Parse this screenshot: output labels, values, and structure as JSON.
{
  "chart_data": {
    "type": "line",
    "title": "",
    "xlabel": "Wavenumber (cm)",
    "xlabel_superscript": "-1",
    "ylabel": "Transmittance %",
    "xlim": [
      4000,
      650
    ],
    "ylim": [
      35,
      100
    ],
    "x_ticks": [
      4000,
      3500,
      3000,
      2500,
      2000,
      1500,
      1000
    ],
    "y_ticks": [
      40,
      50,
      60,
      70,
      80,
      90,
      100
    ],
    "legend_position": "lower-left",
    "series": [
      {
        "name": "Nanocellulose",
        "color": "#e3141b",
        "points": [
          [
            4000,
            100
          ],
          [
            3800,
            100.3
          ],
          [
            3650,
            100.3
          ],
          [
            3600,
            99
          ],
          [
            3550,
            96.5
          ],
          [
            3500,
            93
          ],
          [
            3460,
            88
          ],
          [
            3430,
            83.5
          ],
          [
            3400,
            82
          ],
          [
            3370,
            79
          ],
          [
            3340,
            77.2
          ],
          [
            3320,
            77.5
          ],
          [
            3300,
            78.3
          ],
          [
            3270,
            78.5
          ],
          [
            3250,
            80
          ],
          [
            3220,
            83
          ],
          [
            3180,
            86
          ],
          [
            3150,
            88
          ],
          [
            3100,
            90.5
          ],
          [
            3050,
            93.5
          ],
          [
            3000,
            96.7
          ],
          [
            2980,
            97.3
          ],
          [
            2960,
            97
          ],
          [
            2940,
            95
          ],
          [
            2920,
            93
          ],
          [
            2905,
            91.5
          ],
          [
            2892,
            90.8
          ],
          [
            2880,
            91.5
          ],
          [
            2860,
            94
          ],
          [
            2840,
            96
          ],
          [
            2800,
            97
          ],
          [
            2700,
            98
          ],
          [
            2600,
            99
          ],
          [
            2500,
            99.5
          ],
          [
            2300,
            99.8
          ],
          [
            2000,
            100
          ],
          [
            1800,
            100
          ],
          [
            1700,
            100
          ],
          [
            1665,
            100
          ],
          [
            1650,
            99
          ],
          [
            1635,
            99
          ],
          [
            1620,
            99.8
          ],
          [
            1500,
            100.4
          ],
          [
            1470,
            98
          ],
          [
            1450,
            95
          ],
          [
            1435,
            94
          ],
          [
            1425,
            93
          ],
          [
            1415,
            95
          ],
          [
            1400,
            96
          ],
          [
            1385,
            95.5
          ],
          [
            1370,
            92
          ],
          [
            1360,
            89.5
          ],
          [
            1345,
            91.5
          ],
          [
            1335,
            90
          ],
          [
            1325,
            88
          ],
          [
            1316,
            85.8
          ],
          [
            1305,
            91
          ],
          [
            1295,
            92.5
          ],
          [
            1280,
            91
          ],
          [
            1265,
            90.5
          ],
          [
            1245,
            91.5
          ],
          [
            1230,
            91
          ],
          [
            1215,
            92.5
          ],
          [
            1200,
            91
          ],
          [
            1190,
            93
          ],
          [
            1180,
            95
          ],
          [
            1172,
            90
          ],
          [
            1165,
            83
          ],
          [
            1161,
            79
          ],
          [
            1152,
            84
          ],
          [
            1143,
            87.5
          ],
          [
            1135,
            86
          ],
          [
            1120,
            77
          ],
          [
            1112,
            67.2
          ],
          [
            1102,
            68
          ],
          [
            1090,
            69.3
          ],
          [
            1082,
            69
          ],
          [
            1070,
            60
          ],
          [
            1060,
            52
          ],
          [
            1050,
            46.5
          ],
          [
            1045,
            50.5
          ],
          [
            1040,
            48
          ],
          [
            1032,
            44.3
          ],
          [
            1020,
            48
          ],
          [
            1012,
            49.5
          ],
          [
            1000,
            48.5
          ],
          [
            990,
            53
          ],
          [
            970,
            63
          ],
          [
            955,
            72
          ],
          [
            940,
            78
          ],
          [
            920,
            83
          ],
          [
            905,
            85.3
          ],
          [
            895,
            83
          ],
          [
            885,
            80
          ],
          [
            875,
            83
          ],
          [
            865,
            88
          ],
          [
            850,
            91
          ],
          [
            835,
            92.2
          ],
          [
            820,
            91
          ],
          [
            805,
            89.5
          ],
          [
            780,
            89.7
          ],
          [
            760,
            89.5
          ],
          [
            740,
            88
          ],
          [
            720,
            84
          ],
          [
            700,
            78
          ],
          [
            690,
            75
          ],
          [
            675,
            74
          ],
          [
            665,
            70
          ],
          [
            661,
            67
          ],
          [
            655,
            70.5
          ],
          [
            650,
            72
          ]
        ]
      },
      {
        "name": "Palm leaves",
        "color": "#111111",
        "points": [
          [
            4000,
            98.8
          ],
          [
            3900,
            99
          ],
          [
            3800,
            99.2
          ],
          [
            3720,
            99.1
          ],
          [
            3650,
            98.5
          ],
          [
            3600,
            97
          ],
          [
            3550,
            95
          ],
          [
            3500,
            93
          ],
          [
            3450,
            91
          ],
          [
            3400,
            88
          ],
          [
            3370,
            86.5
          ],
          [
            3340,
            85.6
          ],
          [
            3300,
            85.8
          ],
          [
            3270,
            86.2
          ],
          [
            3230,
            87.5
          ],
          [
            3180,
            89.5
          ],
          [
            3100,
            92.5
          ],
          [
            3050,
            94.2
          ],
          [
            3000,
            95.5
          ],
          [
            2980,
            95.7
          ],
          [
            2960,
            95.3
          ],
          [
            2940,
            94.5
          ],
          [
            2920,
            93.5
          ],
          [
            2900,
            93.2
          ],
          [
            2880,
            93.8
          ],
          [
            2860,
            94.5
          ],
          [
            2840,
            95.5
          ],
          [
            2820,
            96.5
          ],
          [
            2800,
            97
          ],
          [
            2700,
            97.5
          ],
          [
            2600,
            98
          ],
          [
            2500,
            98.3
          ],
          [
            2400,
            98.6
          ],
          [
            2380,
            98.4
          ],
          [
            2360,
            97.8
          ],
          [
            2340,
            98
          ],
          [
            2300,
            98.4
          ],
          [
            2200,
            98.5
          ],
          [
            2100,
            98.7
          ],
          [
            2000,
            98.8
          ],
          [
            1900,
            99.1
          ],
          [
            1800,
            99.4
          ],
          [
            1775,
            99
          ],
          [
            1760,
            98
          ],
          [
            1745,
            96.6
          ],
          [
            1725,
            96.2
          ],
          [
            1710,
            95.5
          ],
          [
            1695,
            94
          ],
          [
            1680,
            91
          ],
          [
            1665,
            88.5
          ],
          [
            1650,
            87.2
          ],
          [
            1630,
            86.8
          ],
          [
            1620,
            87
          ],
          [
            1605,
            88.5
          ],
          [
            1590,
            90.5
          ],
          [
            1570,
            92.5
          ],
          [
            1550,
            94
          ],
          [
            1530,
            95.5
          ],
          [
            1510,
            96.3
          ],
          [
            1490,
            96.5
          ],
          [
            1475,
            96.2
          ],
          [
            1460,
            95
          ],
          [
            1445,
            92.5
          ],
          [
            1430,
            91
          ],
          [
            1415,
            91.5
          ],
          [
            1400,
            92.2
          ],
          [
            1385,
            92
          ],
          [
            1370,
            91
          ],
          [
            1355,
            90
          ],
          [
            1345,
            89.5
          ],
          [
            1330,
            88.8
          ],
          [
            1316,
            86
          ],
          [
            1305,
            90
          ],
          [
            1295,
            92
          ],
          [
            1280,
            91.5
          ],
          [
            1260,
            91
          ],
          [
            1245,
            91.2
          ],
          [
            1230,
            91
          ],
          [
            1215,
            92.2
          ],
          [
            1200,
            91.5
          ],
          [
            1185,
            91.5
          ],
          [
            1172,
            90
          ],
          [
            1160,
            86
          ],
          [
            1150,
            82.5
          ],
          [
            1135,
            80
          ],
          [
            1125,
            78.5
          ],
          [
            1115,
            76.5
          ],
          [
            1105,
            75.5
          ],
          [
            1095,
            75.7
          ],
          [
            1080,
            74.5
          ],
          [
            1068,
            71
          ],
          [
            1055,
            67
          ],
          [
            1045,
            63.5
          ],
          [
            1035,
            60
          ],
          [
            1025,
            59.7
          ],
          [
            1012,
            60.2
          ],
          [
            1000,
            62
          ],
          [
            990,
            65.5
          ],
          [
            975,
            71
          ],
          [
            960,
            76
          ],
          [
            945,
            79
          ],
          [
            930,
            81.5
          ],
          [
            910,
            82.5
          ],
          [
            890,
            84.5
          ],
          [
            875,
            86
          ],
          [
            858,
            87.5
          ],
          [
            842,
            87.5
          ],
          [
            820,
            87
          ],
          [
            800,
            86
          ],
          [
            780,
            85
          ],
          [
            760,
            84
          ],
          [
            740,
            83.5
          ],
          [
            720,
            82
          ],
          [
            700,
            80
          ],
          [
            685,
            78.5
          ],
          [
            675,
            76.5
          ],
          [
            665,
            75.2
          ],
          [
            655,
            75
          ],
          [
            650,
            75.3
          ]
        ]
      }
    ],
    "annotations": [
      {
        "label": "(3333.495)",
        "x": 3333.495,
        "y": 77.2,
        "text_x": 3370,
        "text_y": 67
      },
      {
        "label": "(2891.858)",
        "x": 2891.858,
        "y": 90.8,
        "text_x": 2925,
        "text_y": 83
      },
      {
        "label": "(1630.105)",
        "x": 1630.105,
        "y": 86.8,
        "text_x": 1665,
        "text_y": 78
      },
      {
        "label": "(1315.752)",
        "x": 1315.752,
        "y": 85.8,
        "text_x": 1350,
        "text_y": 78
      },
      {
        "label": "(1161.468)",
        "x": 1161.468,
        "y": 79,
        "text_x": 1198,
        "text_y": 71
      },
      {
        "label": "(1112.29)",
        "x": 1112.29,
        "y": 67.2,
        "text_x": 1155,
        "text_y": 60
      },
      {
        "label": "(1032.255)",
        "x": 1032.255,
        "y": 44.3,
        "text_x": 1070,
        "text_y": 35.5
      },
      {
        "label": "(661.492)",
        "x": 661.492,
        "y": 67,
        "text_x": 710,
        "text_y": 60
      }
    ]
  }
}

⁂

Challenge: Return all lines containing the word "name".

Exercise response:
        "name": "Nanocellulose",
        "name": "Palm leaves",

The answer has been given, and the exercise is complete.